» **Source text**:
When performing data entry, in some columns, even after indicating the types of values you expect the user to provide for a certain column, you may want to restrict a range of values that are allowed. In the same way, you can create a rule that must be respected on a combination of columns before the record can be created. For example, you can ask the database engine to check that at least one of two columns received a value. For example, on a table that holds information about customers, you can ask the database engine to check that, for each record, either the phone number or the email address of the customer is entered.

The ability to verify that one or more rules are respected on a table is called a check constraint. A check constraint is a Boolean operation performed by the SQL interpreter. The interpreter examines a value that has just been provided for a column. If the value is appropriate:

  1. The constraint produces TRUE
  2. The value gets accepted
  3. The value is assigned to the column

If the value is not appropriate:

  1. The constraint produces FALSE
  2. The value gets rejected
  3. The value is not assigned to the column

You create a check constraint at the time you are creating a table.

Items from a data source
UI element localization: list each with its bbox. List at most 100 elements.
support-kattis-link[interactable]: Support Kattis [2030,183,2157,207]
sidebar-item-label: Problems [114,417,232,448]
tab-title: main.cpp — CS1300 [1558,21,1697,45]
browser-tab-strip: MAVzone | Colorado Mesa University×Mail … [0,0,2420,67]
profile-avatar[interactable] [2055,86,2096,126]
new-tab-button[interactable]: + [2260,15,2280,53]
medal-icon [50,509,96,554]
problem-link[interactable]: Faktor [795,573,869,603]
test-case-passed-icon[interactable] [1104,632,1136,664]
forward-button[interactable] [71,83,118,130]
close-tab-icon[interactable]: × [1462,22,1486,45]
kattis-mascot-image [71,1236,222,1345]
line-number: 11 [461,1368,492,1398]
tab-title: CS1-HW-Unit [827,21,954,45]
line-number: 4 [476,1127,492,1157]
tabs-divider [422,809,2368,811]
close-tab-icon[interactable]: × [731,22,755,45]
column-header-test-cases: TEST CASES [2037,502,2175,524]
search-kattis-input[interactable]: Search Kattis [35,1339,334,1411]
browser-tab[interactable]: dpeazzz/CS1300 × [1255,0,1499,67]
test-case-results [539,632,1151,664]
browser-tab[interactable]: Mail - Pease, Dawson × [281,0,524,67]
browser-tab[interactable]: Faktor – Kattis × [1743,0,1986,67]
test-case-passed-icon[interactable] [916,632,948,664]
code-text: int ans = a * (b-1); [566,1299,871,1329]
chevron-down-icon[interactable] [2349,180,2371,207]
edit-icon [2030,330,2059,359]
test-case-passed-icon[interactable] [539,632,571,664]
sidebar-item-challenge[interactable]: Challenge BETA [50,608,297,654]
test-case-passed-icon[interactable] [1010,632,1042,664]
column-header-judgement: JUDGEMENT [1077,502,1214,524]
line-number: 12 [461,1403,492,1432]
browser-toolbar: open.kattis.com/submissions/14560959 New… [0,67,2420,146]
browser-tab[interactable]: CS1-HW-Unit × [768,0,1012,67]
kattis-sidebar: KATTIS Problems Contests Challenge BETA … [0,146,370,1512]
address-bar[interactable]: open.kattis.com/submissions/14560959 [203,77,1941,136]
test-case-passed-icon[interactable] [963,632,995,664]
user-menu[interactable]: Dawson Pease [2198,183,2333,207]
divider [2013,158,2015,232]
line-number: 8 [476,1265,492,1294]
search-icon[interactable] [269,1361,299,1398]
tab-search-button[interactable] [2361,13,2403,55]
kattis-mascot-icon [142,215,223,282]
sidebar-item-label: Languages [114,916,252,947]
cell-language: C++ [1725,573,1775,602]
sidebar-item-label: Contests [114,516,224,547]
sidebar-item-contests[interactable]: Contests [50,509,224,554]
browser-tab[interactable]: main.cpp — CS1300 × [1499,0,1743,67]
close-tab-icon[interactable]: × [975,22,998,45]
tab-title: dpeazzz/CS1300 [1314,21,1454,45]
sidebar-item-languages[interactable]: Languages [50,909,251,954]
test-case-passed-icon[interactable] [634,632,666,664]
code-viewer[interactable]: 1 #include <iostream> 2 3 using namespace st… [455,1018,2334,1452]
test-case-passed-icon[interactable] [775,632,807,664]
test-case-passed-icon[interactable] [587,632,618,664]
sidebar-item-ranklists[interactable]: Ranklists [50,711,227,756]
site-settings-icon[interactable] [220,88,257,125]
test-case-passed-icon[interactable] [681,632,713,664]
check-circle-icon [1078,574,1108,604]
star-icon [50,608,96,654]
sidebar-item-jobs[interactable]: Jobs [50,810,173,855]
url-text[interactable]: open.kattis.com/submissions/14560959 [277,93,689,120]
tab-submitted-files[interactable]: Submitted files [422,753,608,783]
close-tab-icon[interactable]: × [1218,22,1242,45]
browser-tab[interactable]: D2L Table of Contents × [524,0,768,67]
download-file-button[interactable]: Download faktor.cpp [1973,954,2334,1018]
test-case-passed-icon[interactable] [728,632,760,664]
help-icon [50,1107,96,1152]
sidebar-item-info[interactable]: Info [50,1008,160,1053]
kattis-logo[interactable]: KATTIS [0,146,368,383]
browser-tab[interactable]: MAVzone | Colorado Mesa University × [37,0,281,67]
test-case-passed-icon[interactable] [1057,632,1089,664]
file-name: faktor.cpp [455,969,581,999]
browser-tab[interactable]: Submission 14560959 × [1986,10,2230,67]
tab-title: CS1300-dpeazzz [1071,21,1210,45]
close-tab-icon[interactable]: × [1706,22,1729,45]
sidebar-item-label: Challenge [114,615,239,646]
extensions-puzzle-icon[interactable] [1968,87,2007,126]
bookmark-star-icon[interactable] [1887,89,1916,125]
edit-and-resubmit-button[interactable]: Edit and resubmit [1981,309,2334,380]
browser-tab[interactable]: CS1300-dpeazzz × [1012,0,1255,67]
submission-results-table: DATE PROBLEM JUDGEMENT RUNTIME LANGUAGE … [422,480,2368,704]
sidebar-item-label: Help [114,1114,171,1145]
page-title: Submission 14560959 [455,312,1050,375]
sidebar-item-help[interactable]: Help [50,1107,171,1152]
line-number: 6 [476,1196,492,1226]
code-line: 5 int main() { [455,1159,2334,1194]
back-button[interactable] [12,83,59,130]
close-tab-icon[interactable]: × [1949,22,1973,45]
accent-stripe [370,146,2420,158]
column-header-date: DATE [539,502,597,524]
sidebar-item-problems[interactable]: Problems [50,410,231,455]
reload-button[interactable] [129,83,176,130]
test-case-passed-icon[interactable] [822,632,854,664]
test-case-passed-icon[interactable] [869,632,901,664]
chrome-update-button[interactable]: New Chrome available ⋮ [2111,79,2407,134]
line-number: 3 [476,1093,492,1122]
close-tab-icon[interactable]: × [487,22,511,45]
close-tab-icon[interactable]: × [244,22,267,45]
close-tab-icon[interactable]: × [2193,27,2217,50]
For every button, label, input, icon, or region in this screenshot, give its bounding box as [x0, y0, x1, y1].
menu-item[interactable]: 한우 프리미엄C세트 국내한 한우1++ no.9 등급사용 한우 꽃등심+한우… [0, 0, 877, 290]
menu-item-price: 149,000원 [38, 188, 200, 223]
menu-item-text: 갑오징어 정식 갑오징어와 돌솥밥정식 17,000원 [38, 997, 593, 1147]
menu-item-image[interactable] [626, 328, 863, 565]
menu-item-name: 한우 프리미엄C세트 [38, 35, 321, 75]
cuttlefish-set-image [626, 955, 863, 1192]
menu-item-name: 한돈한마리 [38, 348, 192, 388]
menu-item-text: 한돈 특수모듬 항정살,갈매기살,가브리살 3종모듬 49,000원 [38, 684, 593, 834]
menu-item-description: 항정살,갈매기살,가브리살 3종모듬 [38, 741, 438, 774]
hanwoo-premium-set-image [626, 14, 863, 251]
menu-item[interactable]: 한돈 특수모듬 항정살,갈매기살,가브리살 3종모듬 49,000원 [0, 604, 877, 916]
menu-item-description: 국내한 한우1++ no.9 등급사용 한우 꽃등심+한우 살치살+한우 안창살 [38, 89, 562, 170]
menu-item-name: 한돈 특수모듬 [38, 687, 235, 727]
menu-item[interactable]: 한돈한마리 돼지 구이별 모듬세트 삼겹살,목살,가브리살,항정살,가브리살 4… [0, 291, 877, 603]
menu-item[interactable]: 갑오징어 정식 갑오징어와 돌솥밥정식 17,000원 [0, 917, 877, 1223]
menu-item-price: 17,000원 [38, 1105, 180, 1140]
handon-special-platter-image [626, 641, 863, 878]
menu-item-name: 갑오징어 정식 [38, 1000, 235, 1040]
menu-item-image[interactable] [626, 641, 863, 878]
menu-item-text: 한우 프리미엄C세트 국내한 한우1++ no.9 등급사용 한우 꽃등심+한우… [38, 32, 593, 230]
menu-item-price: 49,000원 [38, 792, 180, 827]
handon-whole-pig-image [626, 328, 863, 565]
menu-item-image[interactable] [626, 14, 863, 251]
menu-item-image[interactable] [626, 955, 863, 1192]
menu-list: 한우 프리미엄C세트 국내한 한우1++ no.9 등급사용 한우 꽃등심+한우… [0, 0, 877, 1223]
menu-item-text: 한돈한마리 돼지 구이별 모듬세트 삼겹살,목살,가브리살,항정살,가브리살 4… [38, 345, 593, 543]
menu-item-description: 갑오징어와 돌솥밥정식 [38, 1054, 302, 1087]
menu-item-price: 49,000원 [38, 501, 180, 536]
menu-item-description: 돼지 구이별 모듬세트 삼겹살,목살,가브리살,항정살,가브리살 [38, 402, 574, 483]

» **Your tasks**:
1. In the text on check constraints, when do you create a check constraint?
2. Go on with the text on check constraints, starting after its final sentence.

» **Numbered responses**:
1. You create it at the time you are creating a table.

2.
Visually Creating a Check Constraint

To create a check constraint, when creating a table, right-click anywhere in (even outside) the table and click Check Constraints... This would open the Check Constraints dialog box. From that window, you can click Add. Because a constraint is an object, you must provide a name for it. The most important piece of information that a check constraint should hold is the mechanism it would use to check its values. This is provided as an expression. Therefore, to create a constraint, you can click Expression and click its ellipsis button. This would open the Check Constraint Expression dialog box.

To create the expression, first type the name of the column on which the constraint will apply, followed by parentheses. In the parentheses, use the arithmetic and/or SQL operators we studied already. Here is an example that will check that a new value specified for the Student Number is greater than 1000:

Check Constraint Expression

After creating the expression, you can click OK. If the expression is invalid, you would receive an error and given the opportunity to correct it.

You can create as many check constraints as you judge necessary for your table:

Check Constraints

After creating the check constraints, you can click OK.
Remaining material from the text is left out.